# start of GIVEN RECORDS
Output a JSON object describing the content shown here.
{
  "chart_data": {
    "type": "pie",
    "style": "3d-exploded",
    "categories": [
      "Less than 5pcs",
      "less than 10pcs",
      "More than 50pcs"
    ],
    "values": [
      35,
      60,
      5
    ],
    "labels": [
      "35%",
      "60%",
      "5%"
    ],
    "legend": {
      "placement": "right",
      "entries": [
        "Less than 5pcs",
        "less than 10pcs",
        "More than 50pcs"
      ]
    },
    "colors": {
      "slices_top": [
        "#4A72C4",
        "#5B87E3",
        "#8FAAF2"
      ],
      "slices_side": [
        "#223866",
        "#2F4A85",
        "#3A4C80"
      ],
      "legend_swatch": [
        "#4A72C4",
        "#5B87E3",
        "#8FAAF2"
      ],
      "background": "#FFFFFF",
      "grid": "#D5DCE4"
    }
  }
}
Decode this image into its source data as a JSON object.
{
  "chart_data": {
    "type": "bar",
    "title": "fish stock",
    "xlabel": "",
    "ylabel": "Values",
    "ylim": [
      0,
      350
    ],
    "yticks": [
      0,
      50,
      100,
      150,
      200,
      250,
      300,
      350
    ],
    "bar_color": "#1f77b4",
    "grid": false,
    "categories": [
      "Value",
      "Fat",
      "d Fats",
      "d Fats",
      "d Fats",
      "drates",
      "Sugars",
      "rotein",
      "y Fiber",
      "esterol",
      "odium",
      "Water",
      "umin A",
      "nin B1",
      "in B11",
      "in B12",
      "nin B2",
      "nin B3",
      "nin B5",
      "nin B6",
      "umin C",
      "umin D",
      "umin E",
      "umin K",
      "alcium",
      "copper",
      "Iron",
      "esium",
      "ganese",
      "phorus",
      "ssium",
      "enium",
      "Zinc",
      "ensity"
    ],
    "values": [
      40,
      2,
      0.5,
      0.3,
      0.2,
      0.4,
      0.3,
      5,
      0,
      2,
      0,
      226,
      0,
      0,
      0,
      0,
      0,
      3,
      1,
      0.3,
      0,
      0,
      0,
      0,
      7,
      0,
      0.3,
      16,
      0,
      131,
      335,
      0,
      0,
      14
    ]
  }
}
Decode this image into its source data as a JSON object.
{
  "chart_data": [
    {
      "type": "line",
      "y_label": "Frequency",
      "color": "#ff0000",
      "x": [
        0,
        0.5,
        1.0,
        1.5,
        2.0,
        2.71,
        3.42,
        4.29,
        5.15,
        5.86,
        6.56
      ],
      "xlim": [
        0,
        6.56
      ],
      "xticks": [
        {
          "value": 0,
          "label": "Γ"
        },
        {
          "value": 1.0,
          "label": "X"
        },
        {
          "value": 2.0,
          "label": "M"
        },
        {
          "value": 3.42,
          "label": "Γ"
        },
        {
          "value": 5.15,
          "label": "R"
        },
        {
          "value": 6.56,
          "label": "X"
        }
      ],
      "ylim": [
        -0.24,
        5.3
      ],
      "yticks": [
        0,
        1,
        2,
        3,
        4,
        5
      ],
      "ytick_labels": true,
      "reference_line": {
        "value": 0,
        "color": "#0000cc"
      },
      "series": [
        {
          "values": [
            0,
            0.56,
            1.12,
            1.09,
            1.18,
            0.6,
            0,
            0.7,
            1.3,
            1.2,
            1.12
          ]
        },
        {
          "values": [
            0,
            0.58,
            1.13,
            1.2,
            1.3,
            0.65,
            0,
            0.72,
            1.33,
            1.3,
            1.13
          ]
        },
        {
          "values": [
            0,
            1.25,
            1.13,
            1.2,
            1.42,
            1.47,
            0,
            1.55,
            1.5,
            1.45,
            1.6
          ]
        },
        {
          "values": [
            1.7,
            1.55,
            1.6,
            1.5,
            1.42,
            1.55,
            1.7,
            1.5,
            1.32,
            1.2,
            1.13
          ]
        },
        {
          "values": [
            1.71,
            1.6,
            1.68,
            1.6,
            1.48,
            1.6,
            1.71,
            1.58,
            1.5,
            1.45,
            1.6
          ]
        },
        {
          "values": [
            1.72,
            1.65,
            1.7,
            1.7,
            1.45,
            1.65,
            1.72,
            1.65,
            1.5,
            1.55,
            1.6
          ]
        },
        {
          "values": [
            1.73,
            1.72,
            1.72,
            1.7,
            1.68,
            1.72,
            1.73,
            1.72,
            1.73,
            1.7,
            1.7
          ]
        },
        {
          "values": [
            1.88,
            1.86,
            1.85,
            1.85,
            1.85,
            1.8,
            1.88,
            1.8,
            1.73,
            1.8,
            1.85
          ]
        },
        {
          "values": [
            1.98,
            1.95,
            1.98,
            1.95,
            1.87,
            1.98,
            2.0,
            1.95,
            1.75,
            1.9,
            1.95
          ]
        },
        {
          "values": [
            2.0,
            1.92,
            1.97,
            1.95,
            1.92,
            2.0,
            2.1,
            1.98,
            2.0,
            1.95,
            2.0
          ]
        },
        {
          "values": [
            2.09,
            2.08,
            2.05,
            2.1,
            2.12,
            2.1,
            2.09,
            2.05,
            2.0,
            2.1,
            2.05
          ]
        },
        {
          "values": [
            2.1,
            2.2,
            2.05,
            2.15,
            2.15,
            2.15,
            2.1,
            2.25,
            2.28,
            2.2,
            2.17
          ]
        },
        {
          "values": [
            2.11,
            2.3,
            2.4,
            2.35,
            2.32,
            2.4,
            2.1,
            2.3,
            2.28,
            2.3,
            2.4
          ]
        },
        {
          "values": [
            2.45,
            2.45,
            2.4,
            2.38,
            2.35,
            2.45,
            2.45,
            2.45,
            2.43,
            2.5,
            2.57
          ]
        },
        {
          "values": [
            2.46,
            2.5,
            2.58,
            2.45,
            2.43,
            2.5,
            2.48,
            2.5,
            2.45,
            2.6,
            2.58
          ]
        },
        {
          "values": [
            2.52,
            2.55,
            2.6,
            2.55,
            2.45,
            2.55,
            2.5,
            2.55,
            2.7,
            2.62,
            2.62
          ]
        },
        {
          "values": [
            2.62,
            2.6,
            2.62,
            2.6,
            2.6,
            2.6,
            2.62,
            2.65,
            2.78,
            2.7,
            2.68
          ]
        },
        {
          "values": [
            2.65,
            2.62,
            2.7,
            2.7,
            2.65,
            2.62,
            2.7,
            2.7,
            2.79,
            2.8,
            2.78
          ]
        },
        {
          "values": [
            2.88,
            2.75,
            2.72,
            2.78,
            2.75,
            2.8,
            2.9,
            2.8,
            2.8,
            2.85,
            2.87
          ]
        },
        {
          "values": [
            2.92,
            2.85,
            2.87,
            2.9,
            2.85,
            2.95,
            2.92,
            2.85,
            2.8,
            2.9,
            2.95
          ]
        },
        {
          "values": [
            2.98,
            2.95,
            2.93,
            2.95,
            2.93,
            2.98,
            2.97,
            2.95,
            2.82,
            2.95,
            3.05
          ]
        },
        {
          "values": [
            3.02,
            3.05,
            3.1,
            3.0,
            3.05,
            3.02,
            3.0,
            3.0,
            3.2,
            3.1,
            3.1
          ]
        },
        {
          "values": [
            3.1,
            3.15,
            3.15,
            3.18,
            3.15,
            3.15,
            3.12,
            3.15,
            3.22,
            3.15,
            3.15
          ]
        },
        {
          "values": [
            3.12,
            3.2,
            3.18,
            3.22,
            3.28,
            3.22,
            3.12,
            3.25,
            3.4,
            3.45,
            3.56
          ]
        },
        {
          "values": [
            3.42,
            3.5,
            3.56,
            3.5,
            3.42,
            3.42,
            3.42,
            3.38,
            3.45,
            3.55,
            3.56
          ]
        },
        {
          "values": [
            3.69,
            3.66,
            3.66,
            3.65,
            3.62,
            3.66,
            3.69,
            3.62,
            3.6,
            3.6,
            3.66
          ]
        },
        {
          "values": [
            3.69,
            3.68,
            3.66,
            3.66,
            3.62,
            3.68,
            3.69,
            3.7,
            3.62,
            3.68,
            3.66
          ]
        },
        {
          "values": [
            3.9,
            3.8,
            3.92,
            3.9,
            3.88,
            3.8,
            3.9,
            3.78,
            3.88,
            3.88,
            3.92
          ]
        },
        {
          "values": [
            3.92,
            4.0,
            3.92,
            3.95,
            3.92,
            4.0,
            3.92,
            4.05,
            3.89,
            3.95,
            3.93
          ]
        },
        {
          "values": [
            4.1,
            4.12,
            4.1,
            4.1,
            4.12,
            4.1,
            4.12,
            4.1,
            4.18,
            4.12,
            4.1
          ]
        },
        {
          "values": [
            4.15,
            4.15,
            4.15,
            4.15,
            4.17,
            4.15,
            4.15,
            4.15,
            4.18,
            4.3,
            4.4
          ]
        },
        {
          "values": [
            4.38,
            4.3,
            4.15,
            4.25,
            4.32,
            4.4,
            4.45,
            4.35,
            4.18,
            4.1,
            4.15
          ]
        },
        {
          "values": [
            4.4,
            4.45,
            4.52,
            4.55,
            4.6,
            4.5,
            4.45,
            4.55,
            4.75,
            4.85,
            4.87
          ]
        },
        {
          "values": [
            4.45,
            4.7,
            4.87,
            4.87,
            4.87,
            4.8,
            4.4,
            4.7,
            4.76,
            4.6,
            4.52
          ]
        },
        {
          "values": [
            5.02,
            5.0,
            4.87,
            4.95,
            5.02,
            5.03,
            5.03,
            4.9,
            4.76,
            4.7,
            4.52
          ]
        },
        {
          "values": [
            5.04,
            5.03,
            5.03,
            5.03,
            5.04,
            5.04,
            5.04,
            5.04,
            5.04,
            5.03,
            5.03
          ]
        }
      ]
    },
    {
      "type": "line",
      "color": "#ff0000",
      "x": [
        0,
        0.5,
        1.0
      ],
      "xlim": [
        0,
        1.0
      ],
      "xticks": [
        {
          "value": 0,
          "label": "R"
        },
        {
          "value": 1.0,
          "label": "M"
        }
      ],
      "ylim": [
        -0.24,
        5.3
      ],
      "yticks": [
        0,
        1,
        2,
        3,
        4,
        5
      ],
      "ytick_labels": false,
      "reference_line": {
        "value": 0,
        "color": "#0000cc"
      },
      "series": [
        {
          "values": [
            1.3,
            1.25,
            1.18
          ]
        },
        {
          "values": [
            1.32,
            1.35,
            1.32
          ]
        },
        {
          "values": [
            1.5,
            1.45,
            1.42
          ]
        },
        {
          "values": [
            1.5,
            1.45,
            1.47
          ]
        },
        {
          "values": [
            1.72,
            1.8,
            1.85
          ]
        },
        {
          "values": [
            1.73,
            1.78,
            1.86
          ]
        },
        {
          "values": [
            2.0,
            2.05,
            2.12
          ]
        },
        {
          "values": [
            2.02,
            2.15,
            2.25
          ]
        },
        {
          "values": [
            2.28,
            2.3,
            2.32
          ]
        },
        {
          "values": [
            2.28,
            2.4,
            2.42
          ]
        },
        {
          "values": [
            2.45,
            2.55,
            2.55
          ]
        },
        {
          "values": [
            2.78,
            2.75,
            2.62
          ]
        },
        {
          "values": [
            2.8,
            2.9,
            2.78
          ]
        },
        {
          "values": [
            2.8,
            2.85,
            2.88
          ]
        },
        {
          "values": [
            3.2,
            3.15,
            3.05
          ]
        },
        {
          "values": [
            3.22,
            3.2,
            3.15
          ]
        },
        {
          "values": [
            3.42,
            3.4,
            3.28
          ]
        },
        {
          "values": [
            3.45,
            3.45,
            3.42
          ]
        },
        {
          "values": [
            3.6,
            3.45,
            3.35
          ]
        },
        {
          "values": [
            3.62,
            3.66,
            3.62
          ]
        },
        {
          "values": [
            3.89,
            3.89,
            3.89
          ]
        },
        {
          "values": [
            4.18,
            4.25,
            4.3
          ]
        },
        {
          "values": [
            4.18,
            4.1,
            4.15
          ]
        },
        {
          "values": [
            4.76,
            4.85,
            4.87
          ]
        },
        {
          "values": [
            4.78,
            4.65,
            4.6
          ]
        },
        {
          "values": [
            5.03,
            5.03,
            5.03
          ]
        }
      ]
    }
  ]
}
# end of GIVEN RECORDS
▶ PROMPT: Identify each line in the records above that contains the word "type", and copy it out in full.

▶ FINISHED EXERCISE:
    "type": "pie",
    "type": "bar",
      "type": "line",
      "type": "line",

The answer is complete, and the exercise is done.